[Rows from a figure dataset]
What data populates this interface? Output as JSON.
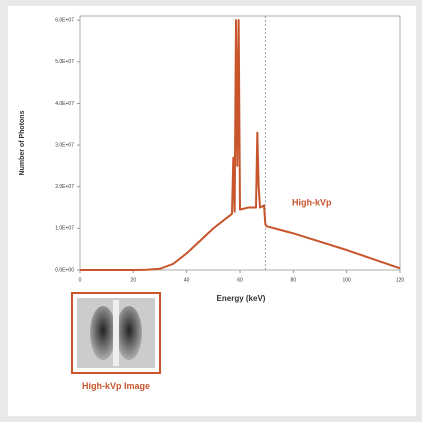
{
  "chart_data": {
    "type": "line",
    "xlabel": "Energy (keV)",
    "ylabel": "Number of Photons",
    "annotation": "High-kVp",
    "image_caption": "High-kVp Image",
    "x": [
      0,
      10,
      20,
      25,
      30,
      35,
      40,
      45,
      50,
      55,
      57,
      57.5,
      58,
      58.5,
      59,
      59.5,
      60,
      63,
      66,
      66.5,
      67,
      67.5,
      69,
      69.5,
      70,
      80,
      90,
      100,
      110,
      120
    ],
    "series": [
      {
        "name": "High-kVp",
        "color": "#c8552c",
        "values": [
          0,
          0,
          0,
          50000,
          300000,
          1500000,
          4000000,
          7000000,
          10000000,
          12500000,
          13500000,
          27000000,
          14000000,
          60000000,
          25000000,
          60000000,
          14500000,
          15000000,
          15000000,
          33000000,
          20000000,
          15000000,
          15500000,
          11000000,
          10500000,
          8800000,
          6800000,
          4800000,
          2600000,
          400000
        ]
      }
    ],
    "vline_x": 69.5,
    "xlim": [
      0,
      120
    ],
    "xticks": [
      0,
      20,
      40,
      60,
      80,
      100,
      120
    ],
    "ylim": [
      0,
      61000000
    ],
    "yticks": [
      {
        "value": 0,
        "label": "0.0E+00"
      },
      {
        "value": 10000000,
        "label": "1.0E+07"
      },
      {
        "value": 20000000,
        "label": "2.0E+07"
      },
      {
        "value": 30000000,
        "label": "3.0E+07"
      },
      {
        "value": 40000000,
        "label": "4.0E+07"
      },
      {
        "value": 50000000,
        "label": "5.0E+07"
      },
      {
        "value": 60000000,
        "label": "6.0E+07"
      }
    ]
  }
}
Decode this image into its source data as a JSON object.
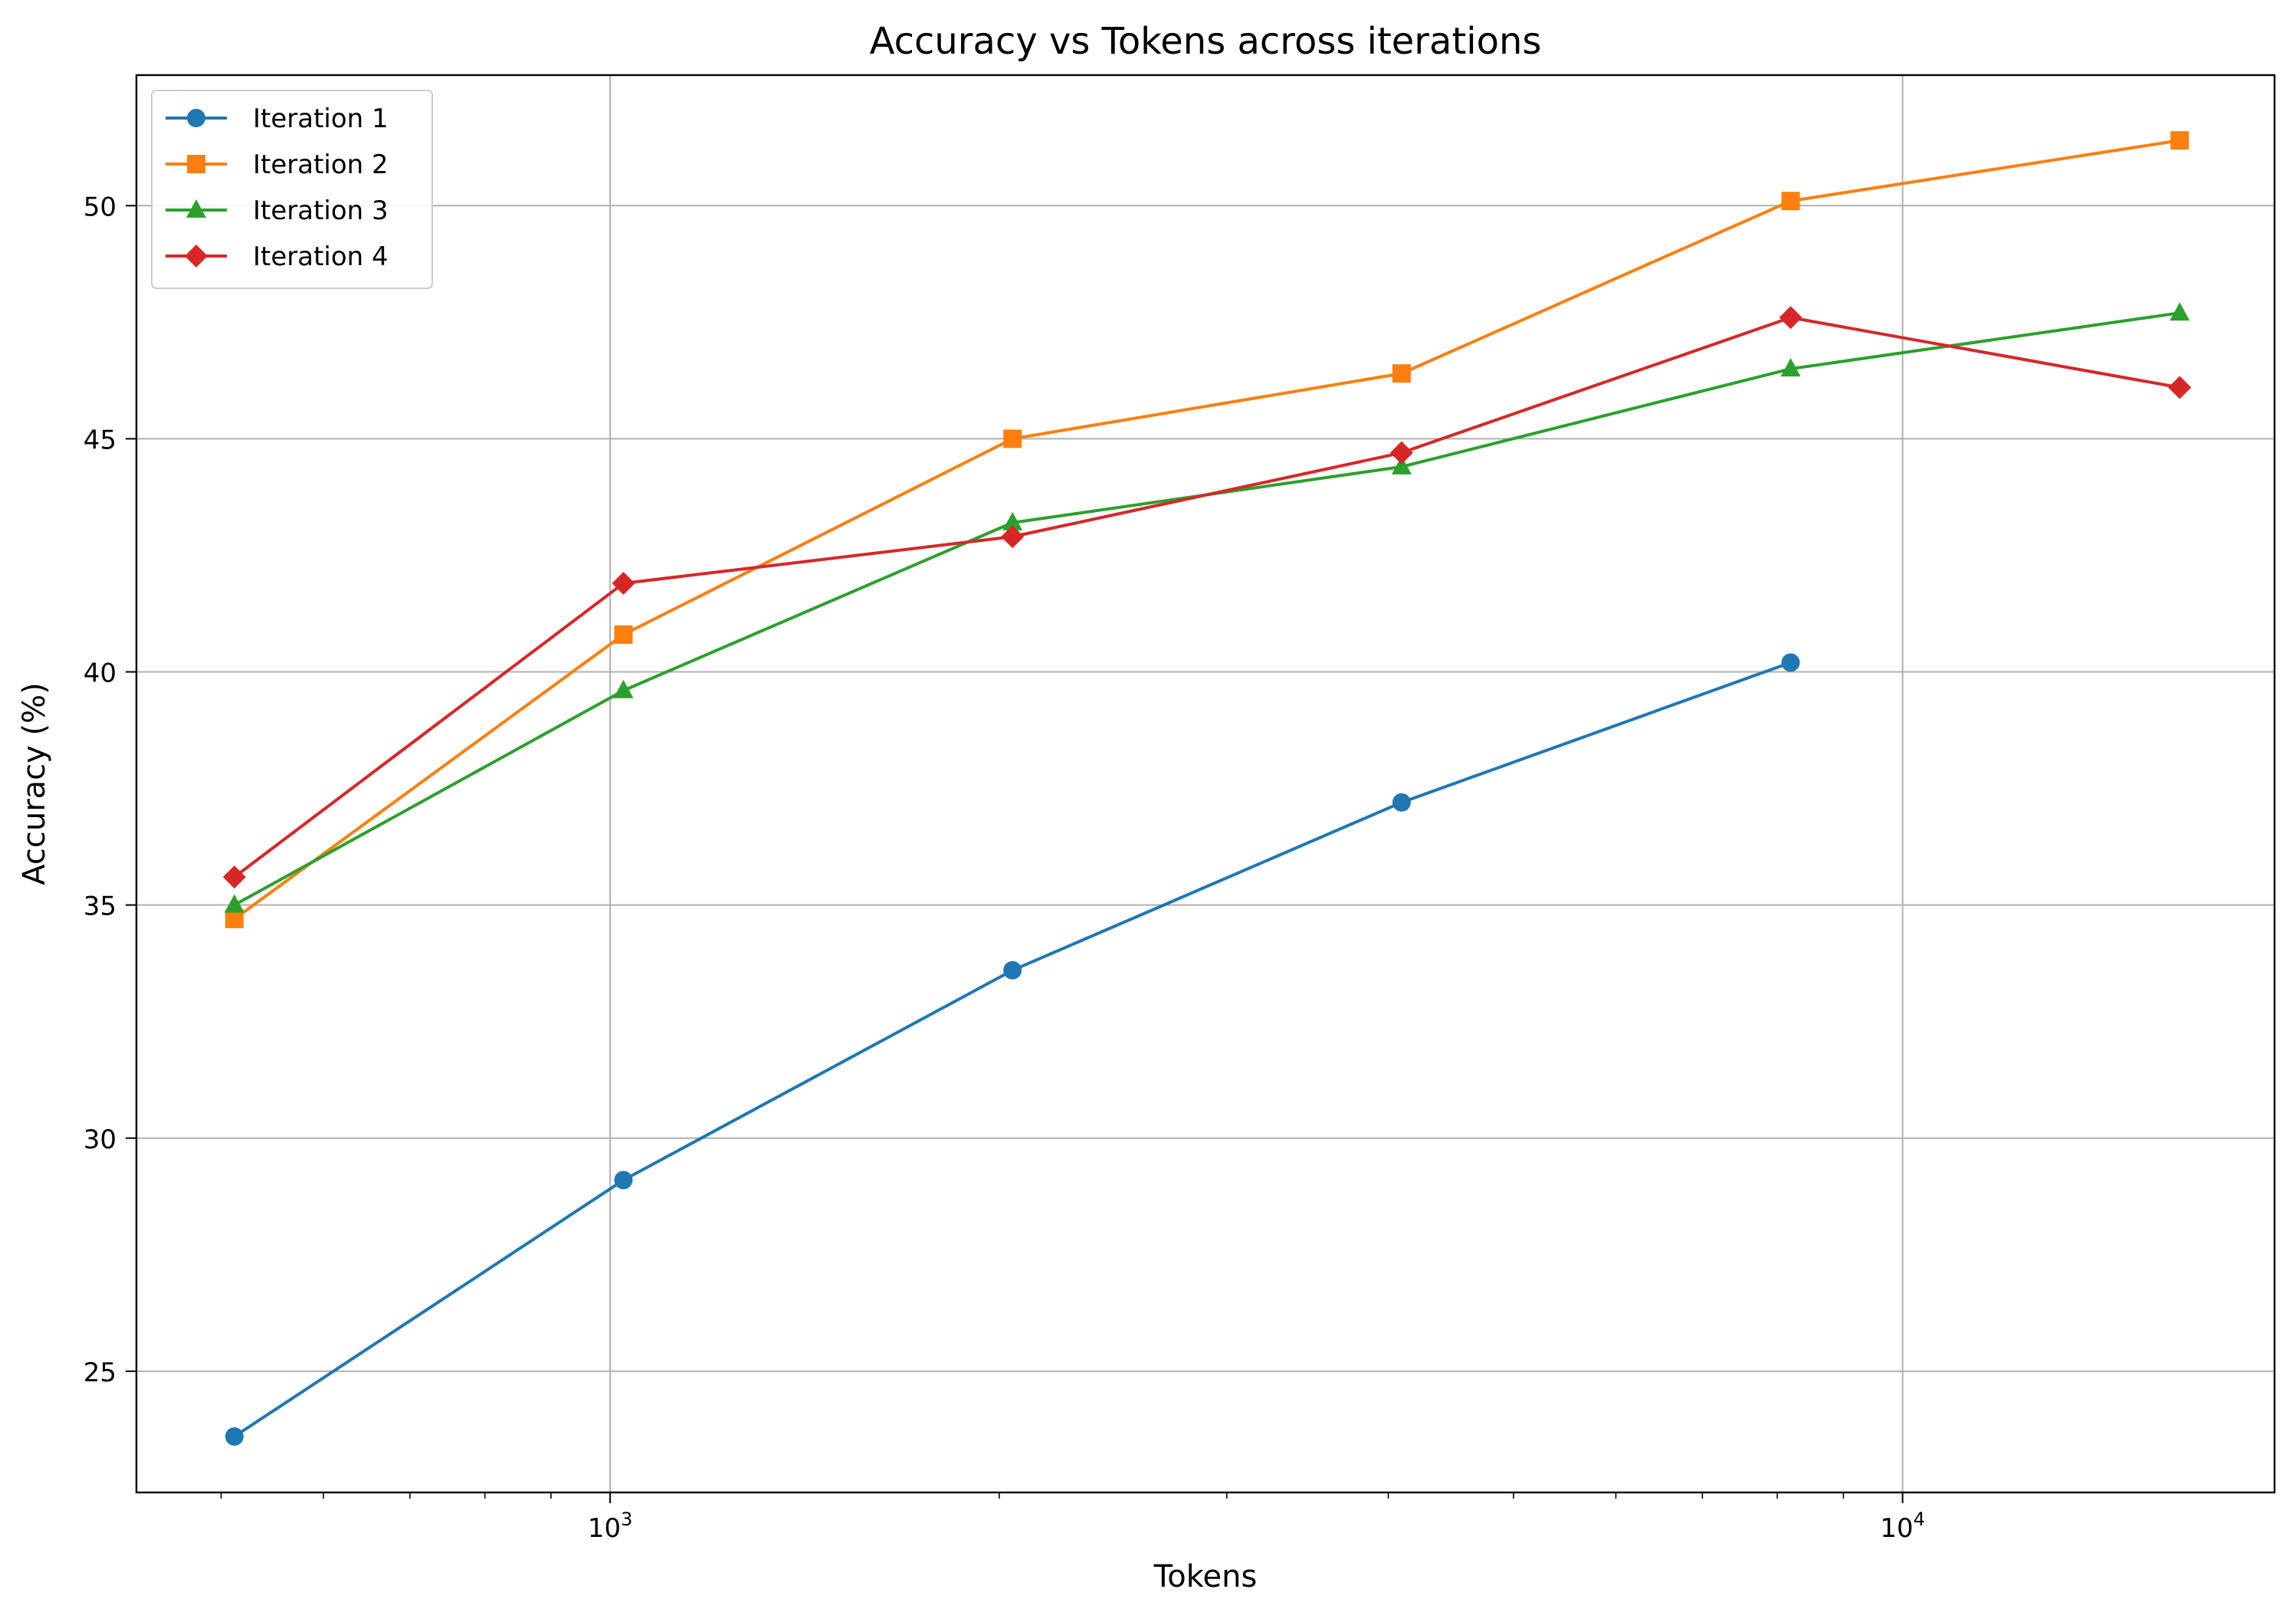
{
  "chart_data": {
    "type": "line",
    "title": "Accuracy vs Tokens across iterations",
    "xlabel": "Tokens",
    "ylabel": "Accuracy (%)",
    "xscale": "log",
    "xlim": [
      430,
      19400
    ],
    "ylim": [
      22.4,
      52.8
    ],
    "x_ticks": [
      {
        "value": 1000,
        "base": "10",
        "exp": "3"
      },
      {
        "value": 10000,
        "base": "10",
        "exp": "4"
      }
    ],
    "y_ticks": [
      25,
      30,
      35,
      40,
      45,
      50
    ],
    "grid": true,
    "legend_position": "top-left",
    "series": [
      {
        "name": "Iteration 1",
        "color": "#1f77b4",
        "marker": "circle",
        "x": [
          512,
          1024,
          2048,
          4096,
          8192
        ],
        "y": [
          23.6,
          29.1,
          33.6,
          37.2,
          40.2
        ]
      },
      {
        "name": "Iteration 2",
        "color": "#ff7f0e",
        "marker": "square",
        "x": [
          512,
          1024,
          2048,
          4096,
          8192,
          16384
        ],
        "y": [
          34.7,
          40.8,
          45.0,
          46.4,
          50.1,
          51.4
        ]
      },
      {
        "name": "Iteration 3",
        "color": "#2ca02c",
        "marker": "triangle",
        "x": [
          512,
          1024,
          2048,
          4096,
          8192,
          16384
        ],
        "y": [
          35.0,
          39.6,
          43.2,
          44.4,
          46.5,
          47.7
        ]
      },
      {
        "name": "Iteration 4",
        "color": "#d62728",
        "marker": "diamond",
        "x": [
          512,
          1024,
          2048,
          4096,
          8192,
          16384
        ],
        "y": [
          35.6,
          41.9,
          42.9,
          44.7,
          47.6,
          46.1
        ]
      }
    ]
  }
}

● **Problem details**
Consider the entries above and return each line with the string "color".

● **Answer to this exercise**
        "color": "#c8552c",
        "color": "#1f77b4",
        "color": "#ff7f0e",
        "color": "#2ca02c",
        "color": "#d62728",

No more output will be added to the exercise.